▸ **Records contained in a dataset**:
---*---

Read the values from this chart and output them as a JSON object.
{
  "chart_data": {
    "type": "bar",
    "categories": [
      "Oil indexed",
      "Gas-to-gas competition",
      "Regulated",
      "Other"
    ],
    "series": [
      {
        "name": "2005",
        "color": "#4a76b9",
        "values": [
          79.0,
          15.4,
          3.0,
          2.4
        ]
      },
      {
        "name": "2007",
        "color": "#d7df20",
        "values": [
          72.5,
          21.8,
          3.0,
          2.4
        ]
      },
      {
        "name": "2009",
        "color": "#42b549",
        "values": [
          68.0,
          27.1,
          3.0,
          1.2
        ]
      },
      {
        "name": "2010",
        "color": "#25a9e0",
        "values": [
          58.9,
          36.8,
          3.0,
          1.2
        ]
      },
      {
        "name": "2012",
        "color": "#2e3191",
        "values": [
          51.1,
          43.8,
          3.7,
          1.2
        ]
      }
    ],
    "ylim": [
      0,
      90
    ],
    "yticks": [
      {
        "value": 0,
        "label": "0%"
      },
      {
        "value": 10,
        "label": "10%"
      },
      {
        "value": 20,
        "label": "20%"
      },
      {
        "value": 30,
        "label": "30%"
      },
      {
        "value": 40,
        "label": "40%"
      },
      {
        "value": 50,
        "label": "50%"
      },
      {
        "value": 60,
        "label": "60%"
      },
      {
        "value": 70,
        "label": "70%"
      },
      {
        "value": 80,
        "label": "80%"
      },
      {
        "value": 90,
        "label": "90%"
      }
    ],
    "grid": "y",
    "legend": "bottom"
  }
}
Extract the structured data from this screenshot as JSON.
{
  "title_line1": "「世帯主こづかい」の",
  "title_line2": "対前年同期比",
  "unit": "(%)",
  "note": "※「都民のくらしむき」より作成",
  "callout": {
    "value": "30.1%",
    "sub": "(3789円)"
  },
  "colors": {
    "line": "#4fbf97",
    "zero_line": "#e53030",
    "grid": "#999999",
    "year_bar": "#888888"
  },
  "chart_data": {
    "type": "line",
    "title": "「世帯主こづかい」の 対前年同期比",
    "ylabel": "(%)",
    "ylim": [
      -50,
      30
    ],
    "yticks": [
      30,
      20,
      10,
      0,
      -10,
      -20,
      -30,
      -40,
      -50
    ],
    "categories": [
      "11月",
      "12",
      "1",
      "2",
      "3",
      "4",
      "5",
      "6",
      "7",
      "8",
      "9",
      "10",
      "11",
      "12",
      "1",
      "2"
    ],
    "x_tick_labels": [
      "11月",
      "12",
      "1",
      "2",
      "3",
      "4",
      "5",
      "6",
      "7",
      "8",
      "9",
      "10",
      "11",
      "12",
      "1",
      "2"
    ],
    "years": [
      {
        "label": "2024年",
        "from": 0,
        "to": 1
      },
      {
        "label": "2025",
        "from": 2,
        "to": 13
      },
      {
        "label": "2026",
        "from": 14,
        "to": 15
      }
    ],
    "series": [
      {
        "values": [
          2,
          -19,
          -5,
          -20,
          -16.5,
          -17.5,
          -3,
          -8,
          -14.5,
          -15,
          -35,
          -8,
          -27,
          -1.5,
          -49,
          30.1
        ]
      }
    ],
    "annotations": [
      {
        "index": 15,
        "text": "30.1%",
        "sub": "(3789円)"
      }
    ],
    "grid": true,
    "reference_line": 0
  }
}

---*---

▸ **Aim of the exercise**: Each record above must be given again exactly.

▸ **Worked answer**:
Read the values from this chart and output them as a JSON object.
{
  "chart_data": {
    "type": "bar",
    "categories": [
      "Oil indexed",
      "Gas-to-gas competition",
      "Regulated",
      "Other"
    ],
    "series": [
      {
        "name": "2005",
        "color": "#4a76b9",
        "values": [
          79.0,
          15.4,
          3.0,
          2.4
        ]
      },
      {
        "name": "2007",
        "color": "#d7df20",
        "values": [
          72.5,
          21.8,
          3.0,
          2.4
        ]
      },
      {
        "name": "2009",
        "color": "#42b549",
        "values": [
          68.0,
          27.1,
          3.0,
          1.2
        ]
      },
      {
        "name": "2010",
        "color": "#25a9e0",
        "values": [
          58.9,
          36.8,
          3.0,
          1.2
        ]
      },
      {
        "name": "2012",
        "color": "#2e3191",
        "values": [
          51.1,
          43.8,
          3.7,
          1.2
        ]
      }
    ],
    "ylim": [
      0,
      90
    ],
    "yticks": [
      {
        "value": 0,
        "label": "0%"
      },
      {
        "value": 10,
        "label": "10%"
      },
      {
        "value": 20,
        "label": "20%"
      },
      {
        "value": 30,
        "label": "30%"
      },
      {
        "value": 40,
        "label": "40%"
      },
      {
        "value": 50,
        "label": "50%"
      },
      {
        "value": 60,
        "label": "60%"
      },
      {
        "value": 70,
        "label": "70%"
      },
      {
        "value": 80,
        "label": "80%"
      },
      {
        "value": 90,
        "label": "90%"
      }
    ],
    "grid": "y",
    "legend": "bottom"
  }
}
Extract the structured data from this screenshot as JSON.
{
  "title_line1": "「世帯主こづかい」の",
  "title_line2": "対前年同期比",
  "unit": "(%)",
  "note": "※「都民のくらしむき」より作成",
  "callout": {
    "value": "30.1%",
    "sub": "(3789円)"
  },
  "colors": {
    "line": "#4fbf97",
    "zero_line": "#e53030",
    "grid": "#999999",
    "year_bar": "#888888"
  },
  "chart_data": {
    "type": "line",
    "title": "「世帯主こづかい」の 対前年同期比",
    "ylabel": "(%)",
    "ylim": [
      -50,
      30
    ],
    "yticks": [
      30,
      20,
      10,
      0,
      -10,
      -20,
      -30,
      -40,
      -50
    ],
    "categories": [
      "11月",
      "12",
      "1",
      "2",
      "3",
      "4",
      "5",
      "6",
      "7",
      "8",
      "9",
      "10",
      "11",
      "12",
      "1",
      "2"
    ],
    "x_tick_labels": [
      "11月",
      "12",
      "1",
      "2",
      "3",
      "4",
      "5",
      "6",
      "7",
      "8",
      "9",
      "10",
      "11",
      "12",
      "1",
      "2"
    ],
    "years": [
      {
        "label": "2024年",
        "from": 0,
        "to": 1
      },
      {
        "label": "2025",
        "from": 2,
        "to": 13
      },
      {
        "label": "2026",
        "from": 14,
        "to": 15
      }
    ],
    "series": [
      {
        "values": [
          2,
          -19,
          -5,
          -20,
          -16.5,
          -17.5,
          -3,
          -8,
          -14.5,
          -15,
          -35,
          -8,
          -27,
          -1.5,
          -49,
          30.1
        ]
      }
    ],
    "annotations": [
      {
        "index": 15,
        "text": "30.1%",
        "sub": "(3789円)"
      }
    ],
    "grid": true,
    "reference_line": 0
  }
}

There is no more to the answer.